◆ Problem to solve: Pictures are not part of the copy; repeat everything else in the records exactly.

* start Data for this exercise *

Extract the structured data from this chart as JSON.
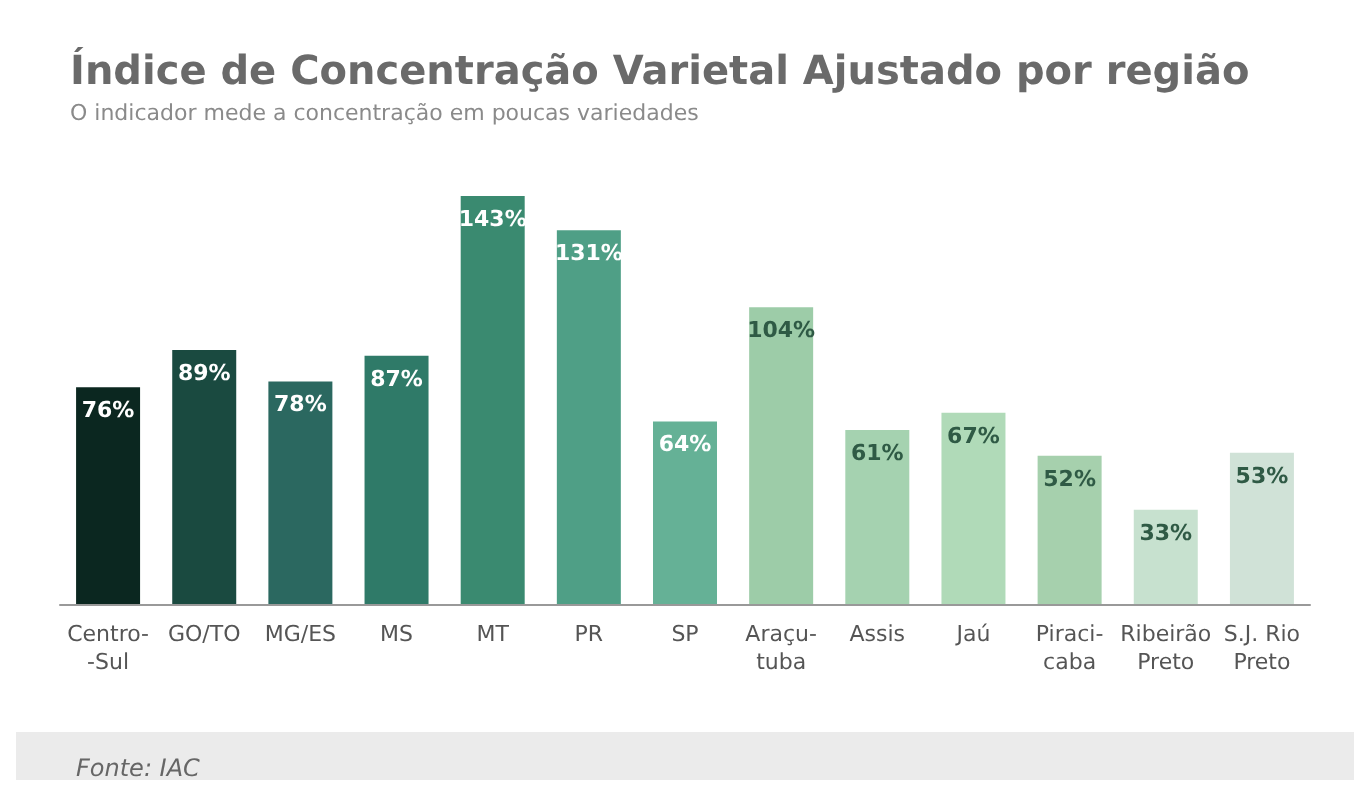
{
  "chart_data": {
    "type": "bar",
    "title": "Índice de Concentração Varietal Ajustado por região",
    "subtitle": "O indicador mede a concentração em poucas variedades",
    "categories": [
      "Centro-\n-Sul",
      "GO/TO",
      "MG/ES",
      "MS",
      "MT",
      "PR",
      "SP",
      "Araçu-\ntuba",
      "Assis",
      "Jaú",
      "Piraci-\ncaba",
      "Ribeirão\nPreto",
      "S.J. Rio\nPreto"
    ],
    "values": [
      76,
      89,
      78,
      87,
      143,
      131,
      64,
      104,
      61,
      67,
      52,
      33,
      53
    ],
    "value_labels": [
      "76%",
      "89%",
      "78%",
      "87%",
      "143%",
      "131%",
      "64%",
      "104%",
      "61%",
      "67%",
      "52%",
      "33%",
      "53%"
    ],
    "colors": [
      "#0b2720",
      "#1a4a40",
      "#2b6860",
      "#2f7a68",
      "#3a8a70",
      "#4f9f86",
      "#65b196",
      "#9dcca8",
      "#a5d2b0",
      "#b0dab8",
      "#a6d0ad",
      "#c7e1cf",
      "#d0e2d7"
    ],
    "annotations": [
      "Fonte: IAC"
    ],
    "grid": false
  }
}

* end Data for this exercise *

◆ Written answer:
Extract the structured data from this chart as JSON.
{
  "chart_data": {
    "type": "bar",
    "title": "Índice de Concentração Varietal Ajustado por região",
    "subtitle": "O indicador mede a concentração em poucas variedades",
    "categories": [
      "Centro-\n-Sul",
      "GO/TO",
      "MG/ES",
      "MS",
      "MT",
      "PR",
      "SP",
      "Araçu-\ntuba",
      "Assis",
      "Jaú",
      "Piraci-\ncaba",
      "Ribeirão\nPreto",
      "S.J. Rio\nPreto"
    ],
    "values": [
      76,
      89,
      78,
      87,
      143,
      131,
      64,
      104,
      61,
      67,
      52,
      33,
      53
    ],
    "value_labels": [
      "76%",
      "89%",
      "78%",
      "87%",
      "143%",
      "131%",
      "64%",
      "104%",
      "61%",
      "67%",
      "52%",
      "33%",
      "53%"
    ],
    "colors": [
      "#0b2720",
      "#1a4a40",
      "#2b6860",
      "#2f7a68",
      "#3a8a70",
      "#4f9f86",
      "#65b196",
      "#9dcca8",
      "#a5d2b0",
      "#b0dab8",
      "#a6d0ad",
      "#c7e1cf",
      "#d0e2d7"
    ],
    "annotations": [
      "Fonte: IAC"
    ],
    "grid": false
  }
}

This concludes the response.